■ EXERCISE INSTRUCTIONS
Will you write out all the entries below exactly?

■ Data records
——

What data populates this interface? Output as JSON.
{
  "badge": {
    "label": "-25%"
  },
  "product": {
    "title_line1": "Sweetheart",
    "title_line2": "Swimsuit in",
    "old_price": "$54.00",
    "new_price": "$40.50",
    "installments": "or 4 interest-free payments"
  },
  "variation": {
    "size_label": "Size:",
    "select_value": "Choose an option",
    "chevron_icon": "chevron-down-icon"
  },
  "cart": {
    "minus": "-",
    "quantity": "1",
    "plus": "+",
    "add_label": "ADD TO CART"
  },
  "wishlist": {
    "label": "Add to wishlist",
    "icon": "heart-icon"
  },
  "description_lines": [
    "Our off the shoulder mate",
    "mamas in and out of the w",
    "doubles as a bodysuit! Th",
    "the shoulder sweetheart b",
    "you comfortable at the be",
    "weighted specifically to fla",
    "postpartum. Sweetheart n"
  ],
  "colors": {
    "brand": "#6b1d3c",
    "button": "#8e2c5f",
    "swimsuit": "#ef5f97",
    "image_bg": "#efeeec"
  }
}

——

■ RESULT BELOW
What data populates this interface? Output as JSON.
{
  "badge": {
    "label": "-25%"
  },
  "product": {
    "title_line1": "Sweetheart",
    "title_line2": "Swimsuit in",
    "old_price": "$54.00",
    "new_price": "$40.50",
    "installments": "or 4 interest-free payments"
  },
  "variation": {
    "size_label": "Size:",
    "select_value": "Choose an option",
    "chevron_icon": "chevron-down-icon"
  },
  "cart": {
    "minus": "-",
    "quantity": "1",
    "plus": "+",
    "add_label": "ADD TO CART"
  },
  "wishlist": {
    "label": "Add to wishlist",
    "icon": "heart-icon"
  },
  "description_lines": [
    "Our off the shoulder mate",
    "mamas in and out of the w",
    "doubles as a bodysuit! Th",
    "the shoulder sweetheart b",
    "you comfortable at the be",
    "weighted specifically to fla",
    "postpartum. Sweetheart n"
  ],
  "colors": {
    "brand": "#6b1d3c",
    "button": "#8e2c5f",
    "swimsuit": "#ef5f97",
    "image_bg": "#efeeec"
  }
}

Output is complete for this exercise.